### Source data
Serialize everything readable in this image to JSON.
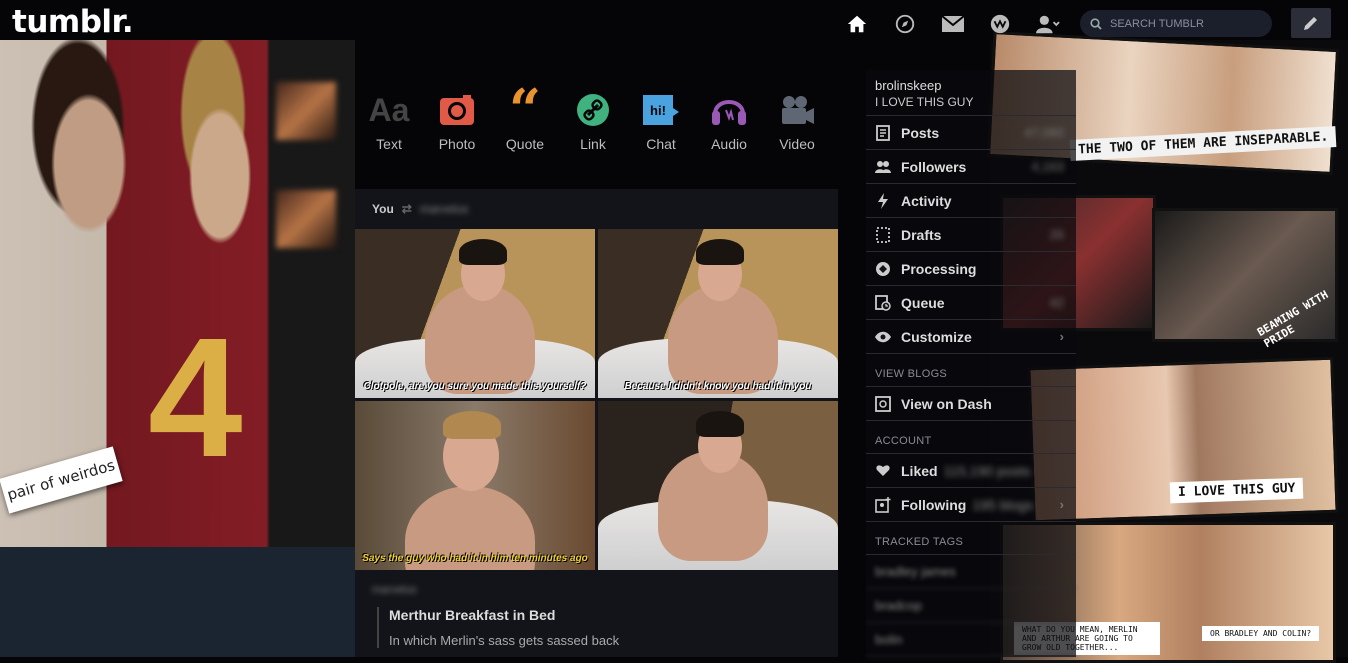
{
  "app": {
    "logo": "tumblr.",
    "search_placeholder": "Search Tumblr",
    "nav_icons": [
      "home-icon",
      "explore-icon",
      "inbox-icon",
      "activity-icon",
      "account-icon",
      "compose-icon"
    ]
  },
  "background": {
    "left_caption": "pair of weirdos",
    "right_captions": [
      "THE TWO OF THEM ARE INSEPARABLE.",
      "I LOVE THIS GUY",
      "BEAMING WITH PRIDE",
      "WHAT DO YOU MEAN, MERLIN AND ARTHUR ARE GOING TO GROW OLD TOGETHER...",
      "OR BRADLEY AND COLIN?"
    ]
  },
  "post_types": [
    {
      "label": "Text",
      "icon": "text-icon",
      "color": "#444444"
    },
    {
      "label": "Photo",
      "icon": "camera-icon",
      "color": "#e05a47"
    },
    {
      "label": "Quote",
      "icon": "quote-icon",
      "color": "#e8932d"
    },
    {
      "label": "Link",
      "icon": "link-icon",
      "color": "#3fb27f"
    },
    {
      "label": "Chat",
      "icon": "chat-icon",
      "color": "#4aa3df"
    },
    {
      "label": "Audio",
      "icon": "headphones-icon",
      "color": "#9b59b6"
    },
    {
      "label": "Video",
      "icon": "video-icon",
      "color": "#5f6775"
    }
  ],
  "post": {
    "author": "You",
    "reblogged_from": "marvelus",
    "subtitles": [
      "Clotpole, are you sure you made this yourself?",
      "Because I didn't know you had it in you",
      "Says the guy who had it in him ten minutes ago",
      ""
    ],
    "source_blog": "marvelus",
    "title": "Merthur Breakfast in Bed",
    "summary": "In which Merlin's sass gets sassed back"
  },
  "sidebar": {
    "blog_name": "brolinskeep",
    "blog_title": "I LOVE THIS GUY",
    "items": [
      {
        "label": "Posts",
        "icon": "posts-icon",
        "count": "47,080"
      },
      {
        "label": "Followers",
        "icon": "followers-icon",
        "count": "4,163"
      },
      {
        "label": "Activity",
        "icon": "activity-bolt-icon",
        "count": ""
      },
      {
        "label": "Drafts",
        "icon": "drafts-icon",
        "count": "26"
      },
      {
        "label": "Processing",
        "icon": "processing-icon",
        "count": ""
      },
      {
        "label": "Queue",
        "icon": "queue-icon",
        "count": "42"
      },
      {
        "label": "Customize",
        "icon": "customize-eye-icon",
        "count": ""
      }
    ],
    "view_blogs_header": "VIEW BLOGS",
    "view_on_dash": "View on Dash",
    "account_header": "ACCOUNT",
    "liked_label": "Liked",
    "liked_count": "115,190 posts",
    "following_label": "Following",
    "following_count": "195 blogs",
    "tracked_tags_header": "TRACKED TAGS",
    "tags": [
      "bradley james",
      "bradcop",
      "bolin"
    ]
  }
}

* * *

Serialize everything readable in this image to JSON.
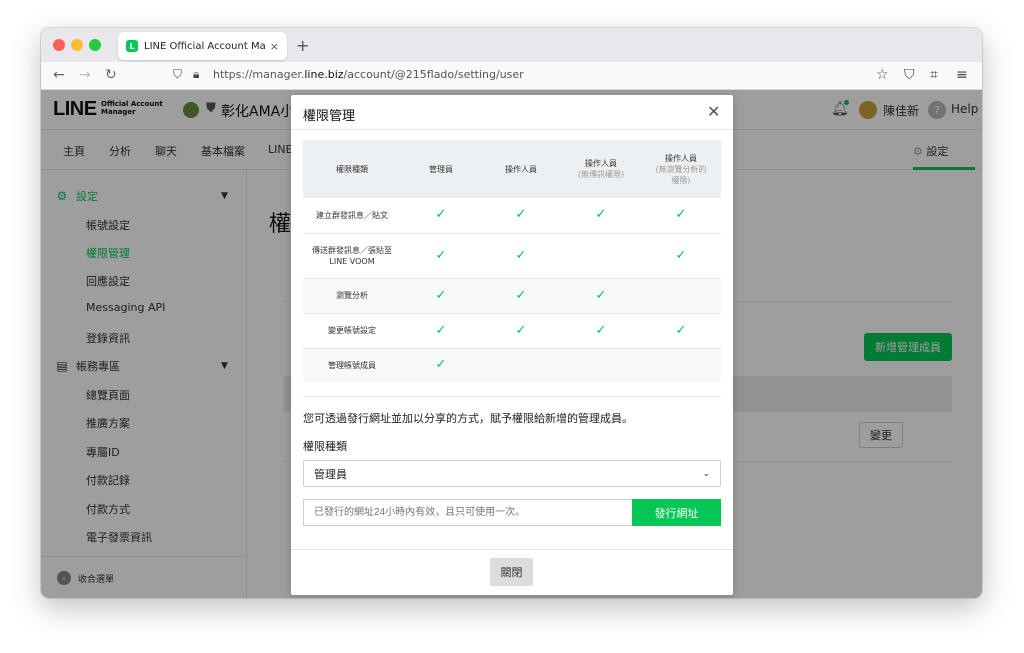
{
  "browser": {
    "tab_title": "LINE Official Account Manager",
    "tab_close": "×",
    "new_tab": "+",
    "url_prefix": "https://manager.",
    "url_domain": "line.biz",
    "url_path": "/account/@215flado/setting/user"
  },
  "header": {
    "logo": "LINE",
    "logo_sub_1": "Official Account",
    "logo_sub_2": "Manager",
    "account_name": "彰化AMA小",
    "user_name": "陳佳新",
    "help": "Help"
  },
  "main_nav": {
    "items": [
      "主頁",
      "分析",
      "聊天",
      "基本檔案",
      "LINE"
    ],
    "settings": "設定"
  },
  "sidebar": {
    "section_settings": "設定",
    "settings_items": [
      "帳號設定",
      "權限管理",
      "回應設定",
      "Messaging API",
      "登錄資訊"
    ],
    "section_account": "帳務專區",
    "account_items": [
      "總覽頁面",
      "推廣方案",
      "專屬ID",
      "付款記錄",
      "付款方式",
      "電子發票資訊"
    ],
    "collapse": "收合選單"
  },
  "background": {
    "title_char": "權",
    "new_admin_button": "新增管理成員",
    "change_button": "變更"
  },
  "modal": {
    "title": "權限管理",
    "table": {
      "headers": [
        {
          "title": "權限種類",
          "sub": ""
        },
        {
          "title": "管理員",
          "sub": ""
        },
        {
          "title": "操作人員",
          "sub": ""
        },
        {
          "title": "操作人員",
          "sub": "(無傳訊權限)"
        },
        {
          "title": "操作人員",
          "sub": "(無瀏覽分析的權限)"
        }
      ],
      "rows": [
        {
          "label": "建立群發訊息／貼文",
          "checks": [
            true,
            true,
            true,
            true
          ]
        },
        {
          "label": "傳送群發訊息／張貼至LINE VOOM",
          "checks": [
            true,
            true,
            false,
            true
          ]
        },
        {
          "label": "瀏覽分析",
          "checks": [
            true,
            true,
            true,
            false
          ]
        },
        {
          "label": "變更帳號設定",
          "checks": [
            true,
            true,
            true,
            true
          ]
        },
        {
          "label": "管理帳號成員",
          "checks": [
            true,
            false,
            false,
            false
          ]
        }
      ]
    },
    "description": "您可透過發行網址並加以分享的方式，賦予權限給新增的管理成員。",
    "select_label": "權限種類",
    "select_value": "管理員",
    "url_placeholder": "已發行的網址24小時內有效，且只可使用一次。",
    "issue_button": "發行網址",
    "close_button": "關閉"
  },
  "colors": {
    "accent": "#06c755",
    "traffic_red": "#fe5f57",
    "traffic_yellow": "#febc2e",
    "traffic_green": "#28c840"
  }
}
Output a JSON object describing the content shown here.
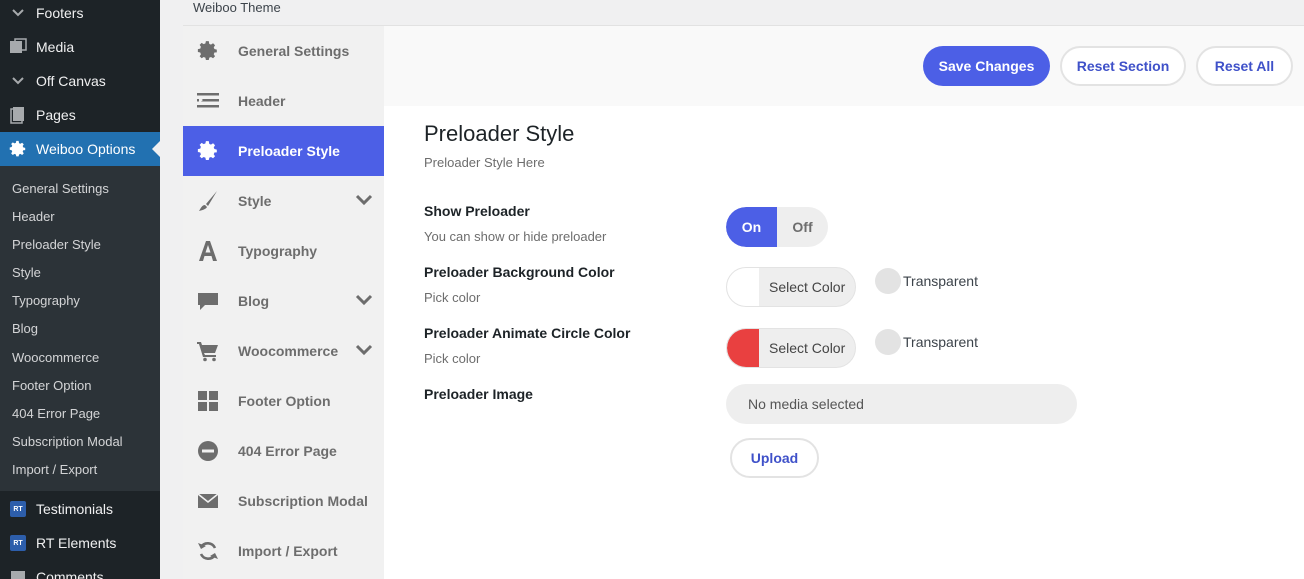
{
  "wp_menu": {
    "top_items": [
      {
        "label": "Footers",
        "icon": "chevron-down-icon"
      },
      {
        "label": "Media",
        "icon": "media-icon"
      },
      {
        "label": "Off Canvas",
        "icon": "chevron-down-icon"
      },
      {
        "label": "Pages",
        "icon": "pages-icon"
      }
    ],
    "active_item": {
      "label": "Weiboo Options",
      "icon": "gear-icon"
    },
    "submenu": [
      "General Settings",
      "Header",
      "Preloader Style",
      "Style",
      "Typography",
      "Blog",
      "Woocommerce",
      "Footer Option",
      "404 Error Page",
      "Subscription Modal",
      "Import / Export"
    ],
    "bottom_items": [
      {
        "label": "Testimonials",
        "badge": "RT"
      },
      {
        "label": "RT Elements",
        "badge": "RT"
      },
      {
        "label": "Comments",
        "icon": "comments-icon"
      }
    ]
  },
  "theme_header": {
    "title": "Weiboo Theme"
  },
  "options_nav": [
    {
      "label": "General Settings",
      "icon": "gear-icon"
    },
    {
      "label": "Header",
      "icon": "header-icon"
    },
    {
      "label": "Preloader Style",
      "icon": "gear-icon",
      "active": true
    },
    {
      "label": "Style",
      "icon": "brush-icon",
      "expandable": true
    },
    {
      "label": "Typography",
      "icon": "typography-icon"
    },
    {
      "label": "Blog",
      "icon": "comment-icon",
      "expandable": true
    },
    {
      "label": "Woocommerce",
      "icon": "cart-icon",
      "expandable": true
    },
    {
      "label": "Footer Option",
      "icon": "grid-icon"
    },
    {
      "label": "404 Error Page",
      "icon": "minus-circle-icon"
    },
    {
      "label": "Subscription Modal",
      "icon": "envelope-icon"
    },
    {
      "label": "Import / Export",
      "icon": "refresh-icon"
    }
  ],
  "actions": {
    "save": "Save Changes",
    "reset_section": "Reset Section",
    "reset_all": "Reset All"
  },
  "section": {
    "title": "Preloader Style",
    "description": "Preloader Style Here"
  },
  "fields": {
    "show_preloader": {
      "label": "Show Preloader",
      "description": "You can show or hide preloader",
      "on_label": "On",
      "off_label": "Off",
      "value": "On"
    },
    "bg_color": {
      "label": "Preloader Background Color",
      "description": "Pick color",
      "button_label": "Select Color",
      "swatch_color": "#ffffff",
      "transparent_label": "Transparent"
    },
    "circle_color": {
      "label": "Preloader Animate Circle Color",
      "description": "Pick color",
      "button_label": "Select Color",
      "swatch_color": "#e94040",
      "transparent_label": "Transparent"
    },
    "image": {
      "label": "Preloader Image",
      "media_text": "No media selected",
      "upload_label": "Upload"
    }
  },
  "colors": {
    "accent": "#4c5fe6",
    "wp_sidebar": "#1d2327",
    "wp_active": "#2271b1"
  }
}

### Brief
Out of the material above, gather each line where "Reset" appears.

### Result
    "reset_section": "Reset Section",
    "reset_all": "Reset All"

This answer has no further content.